**SELECTION:**
For nine years, they worked relentlessly to get the U.S. Hispanic Chamber of Commerce to bring its annual convention to Salt Lake City. Their persistence paid off.

Up to 7,000 members of the organization are expected to fill Grand America Hotel in Salt Lake City Monday and Tuesday, participating in seminars, networking and listening to a group of speakers, including House Speaker Nancy Pelosi, D-Calif., and Julián Castro, secretary of the U.S. Department of Housing and Urban Development.

Maria Contreras-Sweet, who runs the U.S. Small Business Administration, also will address conventioneers and plans to meet with a group of Salt Lake City Hispanic business people during her visit.

"Hosting this convention is a tremendous honor," said Salazar, 61, an Ogden construction company owner and convention chairman. He also will become the association's chairman-elect at the session and then serve as chairman in 2016.

"Who would think a Utah boy would take a position like this?" he quipped, adding, "it's truly humbling. When you're the chair of an organization that has 3.2 million members, 200 local chambers, over 200 corporate partners and a multitude of different associations, it can be intimidating. But I relish the challenge."

Getting an organization as large as the Hispanic Chamber to meet in a smaller city was a challenge, too, pitting Salt Lake City against cities like Chicago and Philadelphia.

But Salazar, co-founder of the Ogden Hispanic Chamber of Commerce, kept plugging away at it with able assistance from Rendon, a senior vice president for Zions Bank, and other Salt Lake Hispanic Chamber leaders. Visit Salt Lake promoted the city hard, too, and Gov. Gary Herbert made a significant difference with a personal pitch to the national organization's executive board, he said.

**SET OF TASKS:**
• 1. Summarize the article on the Hispanic Chamber convention in two sentences.
• 2. Please extend the article on the Hispanic Chamber convention, picking up after its final sentence.

**INFORMATION PROVIDED:**

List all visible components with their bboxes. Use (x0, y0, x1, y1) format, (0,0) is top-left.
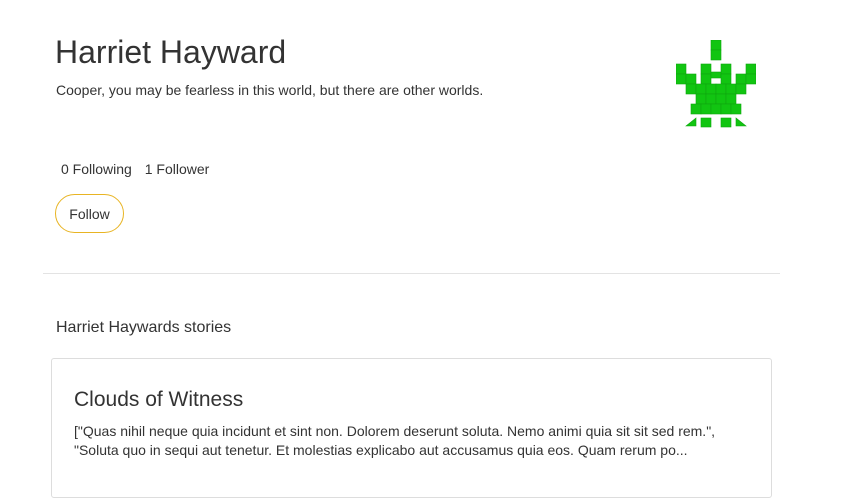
avatar (675, 39, 757, 128)
story-excerpt: ["Quas nihil neque quia incidunt et sint… (74, 423, 716, 458)
followers-count[interactable]: 1 Follower (145, 161, 210, 177)
profile-name: Harriet Hayward (55, 34, 287, 70)
story-card[interactable]: Clouds of Witness ["Quas nihil neque qui… (51, 358, 772, 498)
story-title[interactable]: Clouds of Witness (74, 386, 243, 414)
follow-stats: 0 Following 1 Follower (61, 160, 209, 178)
follow-button[interactable]: Follow (55, 194, 124, 233)
section-divider (43, 273, 780, 274)
following-count[interactable]: 0 Following (61, 161, 132, 177)
pixel-invader-icon (675, 39, 757, 128)
profile-bio: Cooper, you may be fearless in this worl… (56, 82, 484, 98)
stories-section-title: Harriet Haywards stories (56, 319, 232, 336)
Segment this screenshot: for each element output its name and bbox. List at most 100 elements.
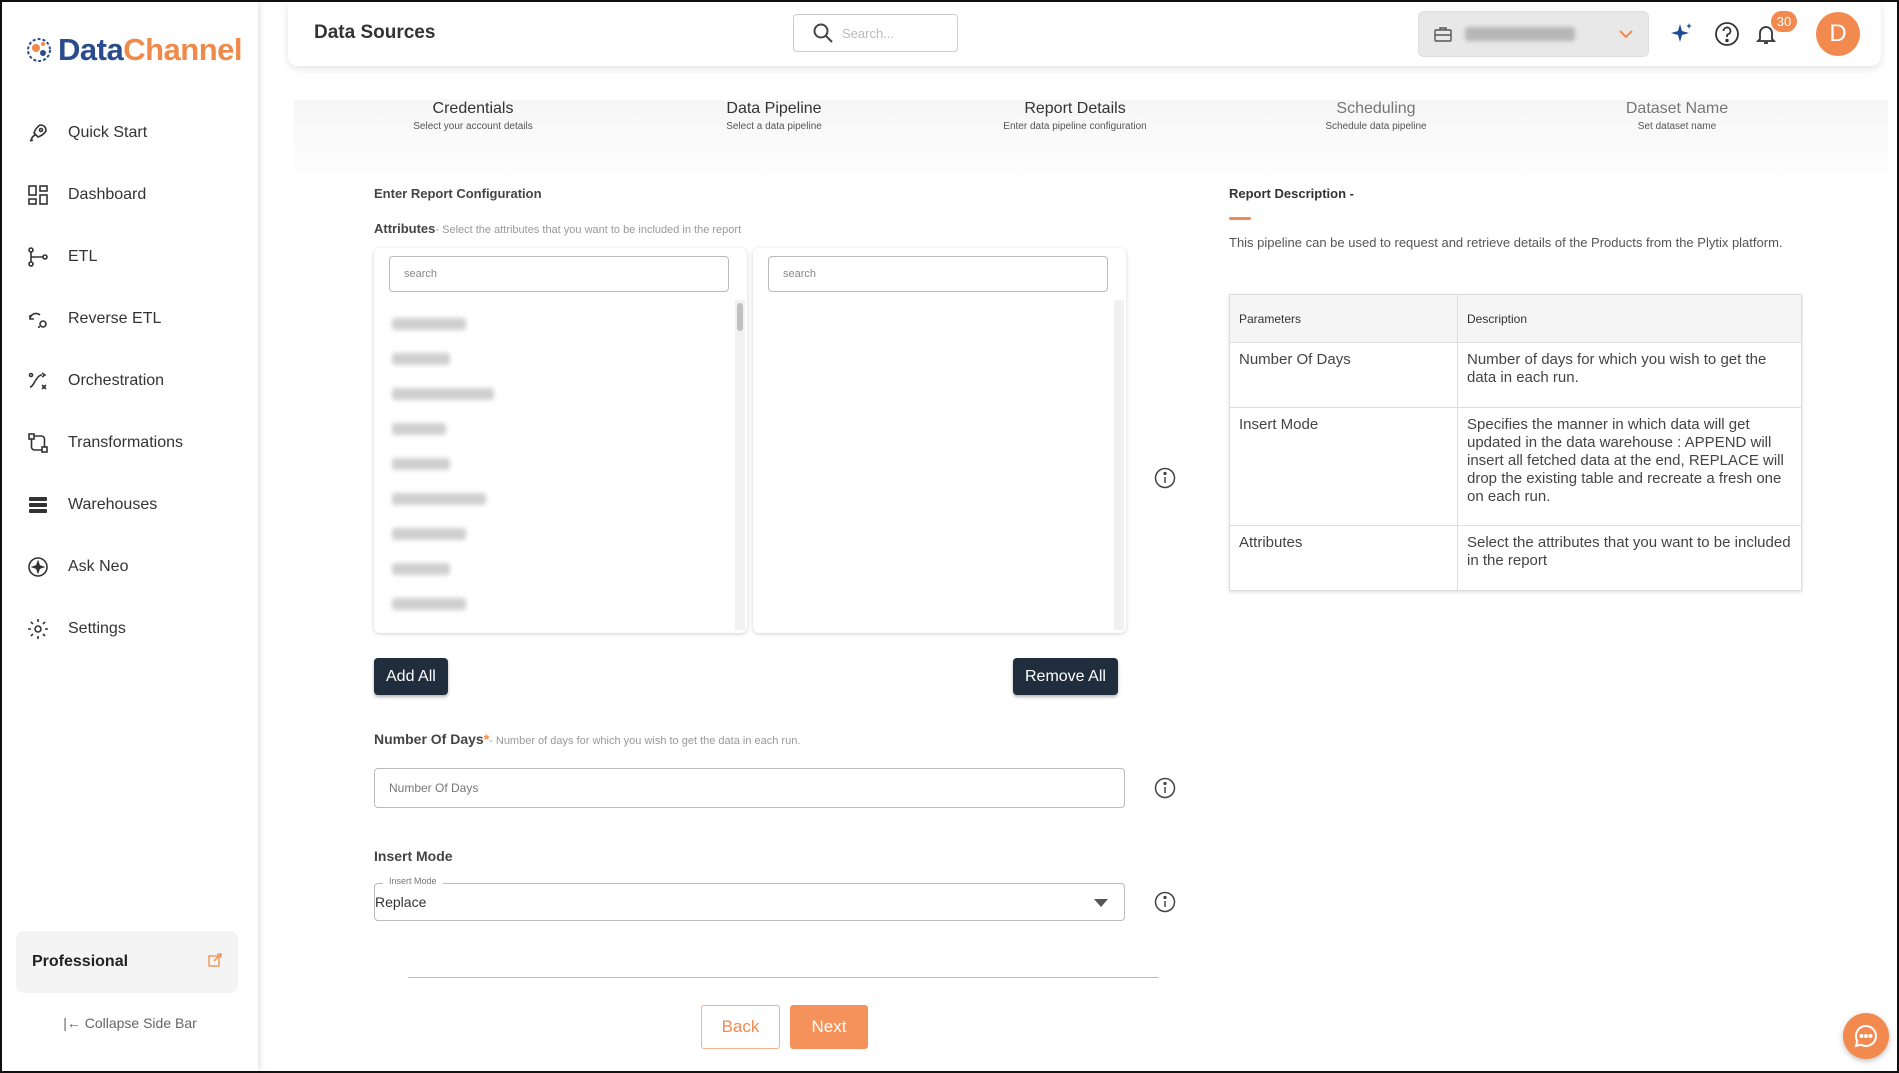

**ANSWER LIST:**
• 1. After nine years of persistent effort, the U.S. Hispanic Chamber of Commerce's annual convention is coming to Salt Lake City, where up to 7,000 members are expected at Grand America Hotel on Monday and Tuesday for seminars, networking and speakers including Nancy Pelosi, Julián Castro and Maria Contreras-Sweet. Convention chairman Salazar, an Ogden construction company owner who will become the association's chairman-elect, called hosting the event a tremendous honor and said he, Rendon, other Salt Lake Hispanic Chamber leaders, Visit Salt Lake and Gov. Gary Herbert all helped the smaller city compete against places like Chicago and Philadelphia.

• 2.
"If Utah wasn't so fiscally sound and one of the top places to do business in the country, this [meeting] wouldn't have happened here," added Salazar, founder and president of Creative Times Inc., which has worked on more than 1,000 projects for public sector agencies such as the U.S. Air Force, General Services Administration and the U.S. Army Corps of Engineers.

He said Hispanic business people in Utah could benefit greatly by attending sessions, maintaining that "something will occur that will impact your bottom line. Even the networking — it's like speed dating for business. If you want to get up close and personal with some big national players, there are opportunities here you wouldn't get elsewhere."

Salazar said he is confident conventioneers will be impressed by what they will find in Salt Lake City, from the geographic setting and opulent hotel accommodations to the character of Utah's Hispanic business community.

"Hispanic businesses in Utah are vibrant. They're energetic. They've gone through the litmus test and passed. They mirror what's happened nationally," he said.

Added Rendon: "This is really about American business. All Hispanic businesses pay taxes. They put people to work. They give back to the community. It's all about American business — and that we're proud to be Hispanic."